→ **Exercise materials**:

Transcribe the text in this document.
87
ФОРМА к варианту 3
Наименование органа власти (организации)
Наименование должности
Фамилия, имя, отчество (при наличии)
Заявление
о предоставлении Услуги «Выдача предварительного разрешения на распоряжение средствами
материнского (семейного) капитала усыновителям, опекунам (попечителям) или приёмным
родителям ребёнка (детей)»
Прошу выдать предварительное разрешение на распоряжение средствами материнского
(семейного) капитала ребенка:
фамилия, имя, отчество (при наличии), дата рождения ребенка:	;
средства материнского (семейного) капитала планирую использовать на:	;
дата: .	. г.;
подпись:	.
...
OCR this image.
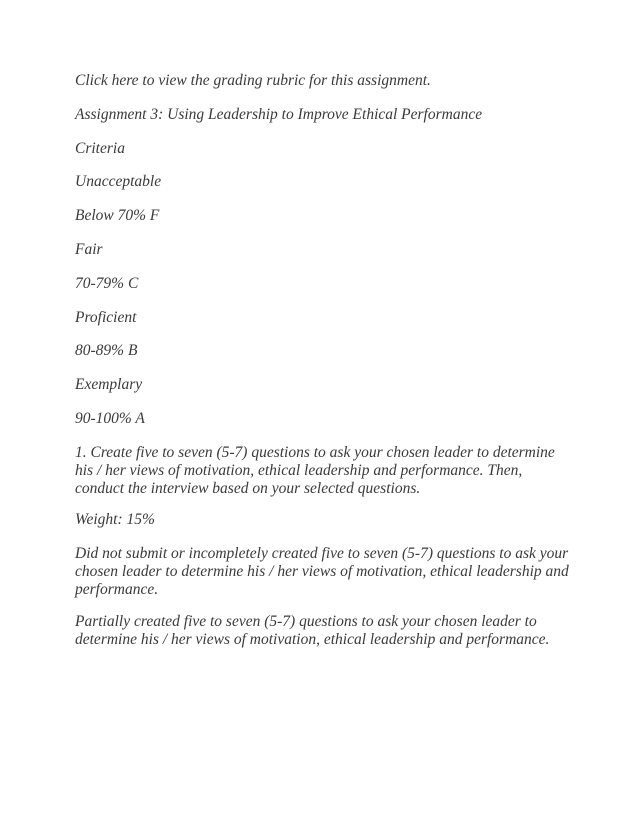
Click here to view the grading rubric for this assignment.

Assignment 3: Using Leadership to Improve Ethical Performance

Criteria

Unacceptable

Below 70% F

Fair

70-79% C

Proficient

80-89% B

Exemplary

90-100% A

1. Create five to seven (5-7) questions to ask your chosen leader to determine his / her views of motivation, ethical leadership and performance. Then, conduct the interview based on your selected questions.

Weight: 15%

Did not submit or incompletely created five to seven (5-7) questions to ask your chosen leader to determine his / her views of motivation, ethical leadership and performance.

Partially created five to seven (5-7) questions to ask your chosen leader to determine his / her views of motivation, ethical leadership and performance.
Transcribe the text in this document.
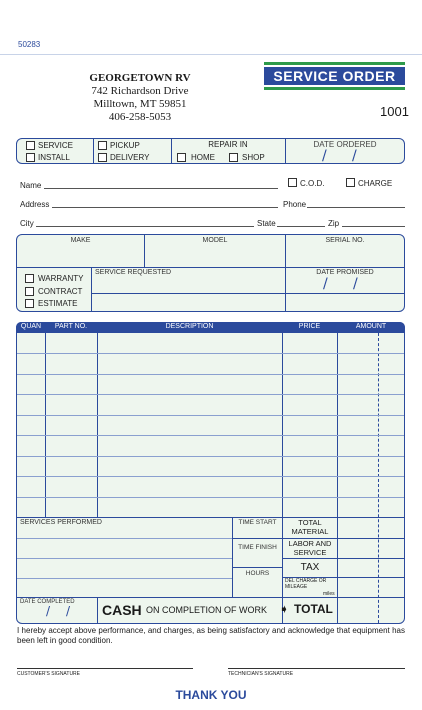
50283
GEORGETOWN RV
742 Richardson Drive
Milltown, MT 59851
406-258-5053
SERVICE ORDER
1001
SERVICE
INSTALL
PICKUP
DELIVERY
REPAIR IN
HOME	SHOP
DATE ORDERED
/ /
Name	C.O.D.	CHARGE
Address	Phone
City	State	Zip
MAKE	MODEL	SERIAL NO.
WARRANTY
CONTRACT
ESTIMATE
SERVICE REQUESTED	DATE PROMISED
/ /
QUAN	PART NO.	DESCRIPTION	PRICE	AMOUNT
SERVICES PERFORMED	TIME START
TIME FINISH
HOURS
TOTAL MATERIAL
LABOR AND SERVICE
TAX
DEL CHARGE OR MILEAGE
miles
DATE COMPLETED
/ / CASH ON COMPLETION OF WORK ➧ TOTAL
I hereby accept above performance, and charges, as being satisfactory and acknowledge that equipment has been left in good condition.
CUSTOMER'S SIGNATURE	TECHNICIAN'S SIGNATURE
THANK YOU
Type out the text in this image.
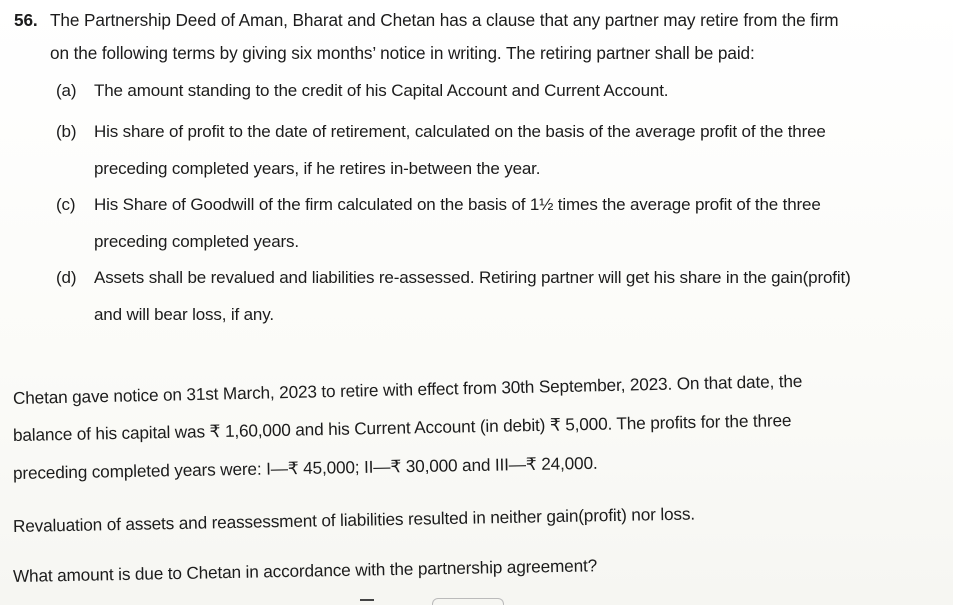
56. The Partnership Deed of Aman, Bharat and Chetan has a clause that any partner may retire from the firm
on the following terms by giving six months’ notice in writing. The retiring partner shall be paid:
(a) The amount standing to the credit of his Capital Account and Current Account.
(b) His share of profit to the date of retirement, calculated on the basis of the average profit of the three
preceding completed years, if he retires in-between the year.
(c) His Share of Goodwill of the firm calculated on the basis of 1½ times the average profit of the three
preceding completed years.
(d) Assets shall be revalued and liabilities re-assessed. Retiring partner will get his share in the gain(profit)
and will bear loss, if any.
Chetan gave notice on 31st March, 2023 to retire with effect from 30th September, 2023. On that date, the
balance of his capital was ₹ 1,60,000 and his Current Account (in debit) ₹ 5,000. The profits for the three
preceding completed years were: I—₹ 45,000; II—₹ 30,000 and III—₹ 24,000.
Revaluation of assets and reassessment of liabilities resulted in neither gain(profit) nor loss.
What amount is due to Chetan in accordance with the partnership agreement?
==
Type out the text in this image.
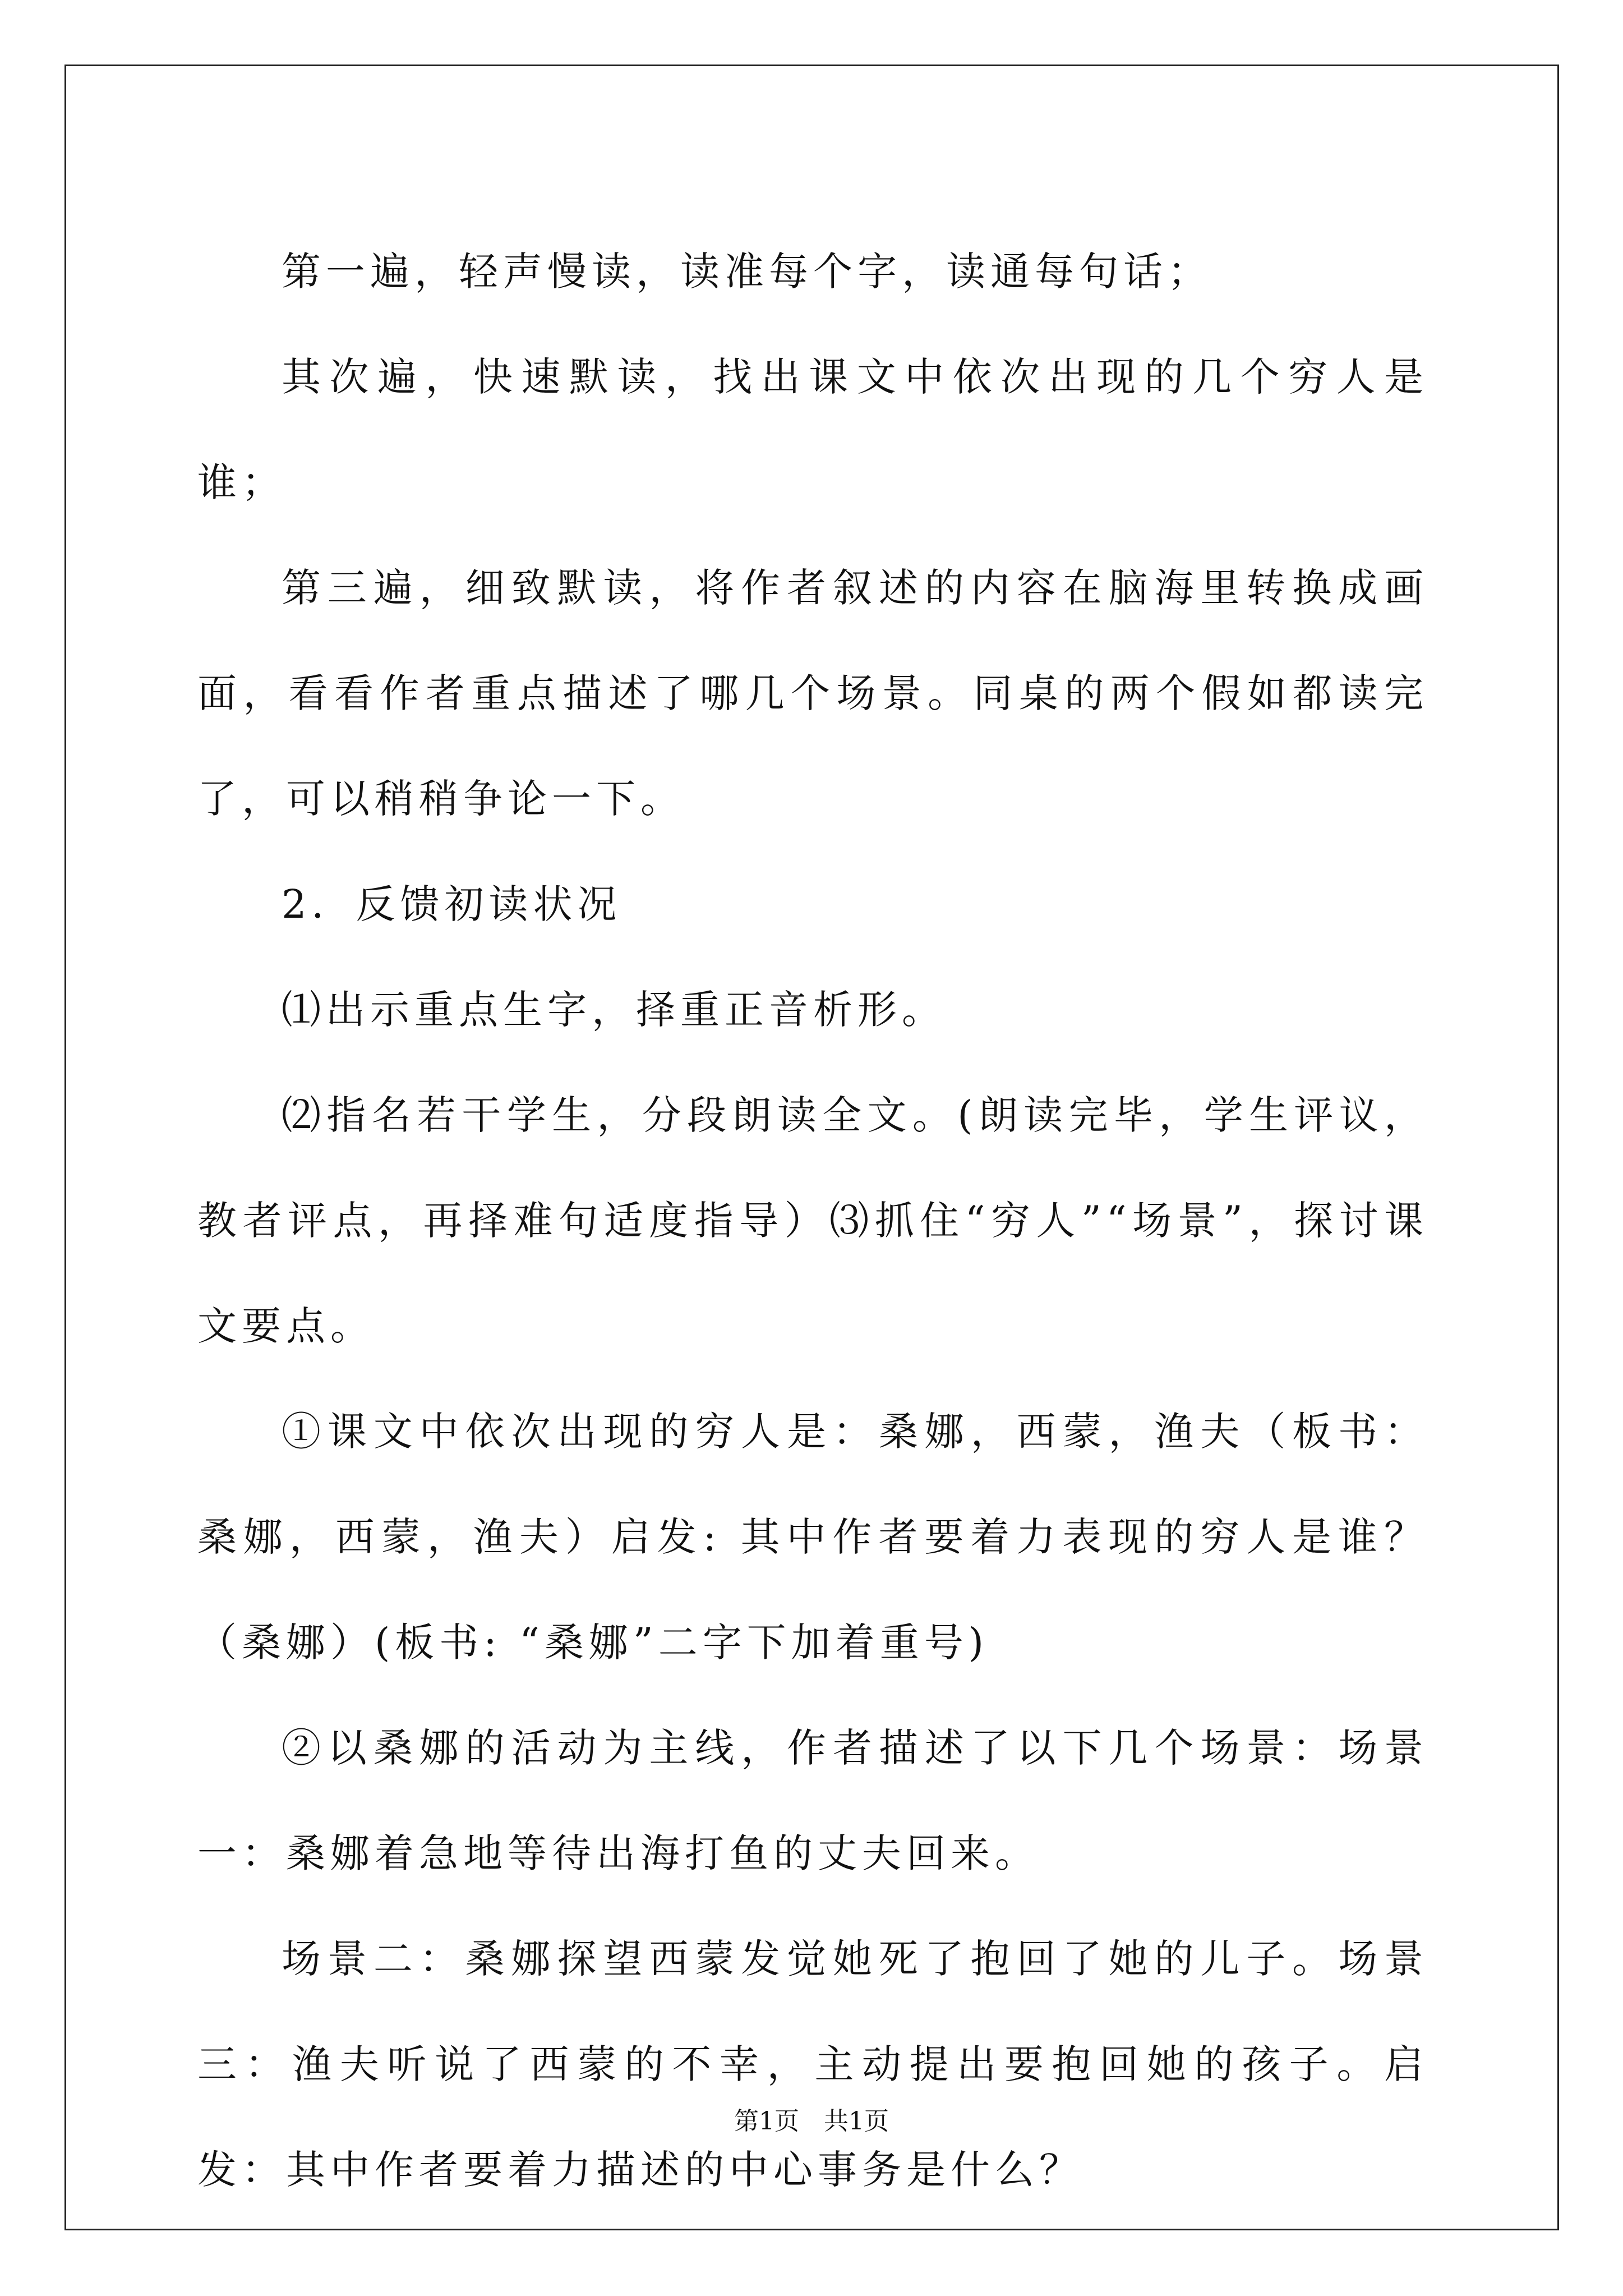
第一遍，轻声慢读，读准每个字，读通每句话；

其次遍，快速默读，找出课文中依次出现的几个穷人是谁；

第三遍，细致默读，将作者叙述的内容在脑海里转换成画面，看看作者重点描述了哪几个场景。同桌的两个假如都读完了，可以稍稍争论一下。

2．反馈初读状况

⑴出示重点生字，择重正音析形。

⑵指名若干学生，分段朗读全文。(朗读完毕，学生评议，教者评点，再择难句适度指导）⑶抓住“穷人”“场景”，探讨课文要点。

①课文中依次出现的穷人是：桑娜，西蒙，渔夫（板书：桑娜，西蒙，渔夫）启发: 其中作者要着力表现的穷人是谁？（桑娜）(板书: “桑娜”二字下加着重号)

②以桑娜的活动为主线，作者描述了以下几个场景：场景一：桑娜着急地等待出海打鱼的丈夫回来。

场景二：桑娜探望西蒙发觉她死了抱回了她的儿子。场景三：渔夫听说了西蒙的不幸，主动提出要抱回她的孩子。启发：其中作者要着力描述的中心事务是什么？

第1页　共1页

→ **Task requirements**: In the entries above, find each line with the string "Наименование" and copy it.

→ **Solved problem**:
Наименование органа власти (организации)
Наименование должности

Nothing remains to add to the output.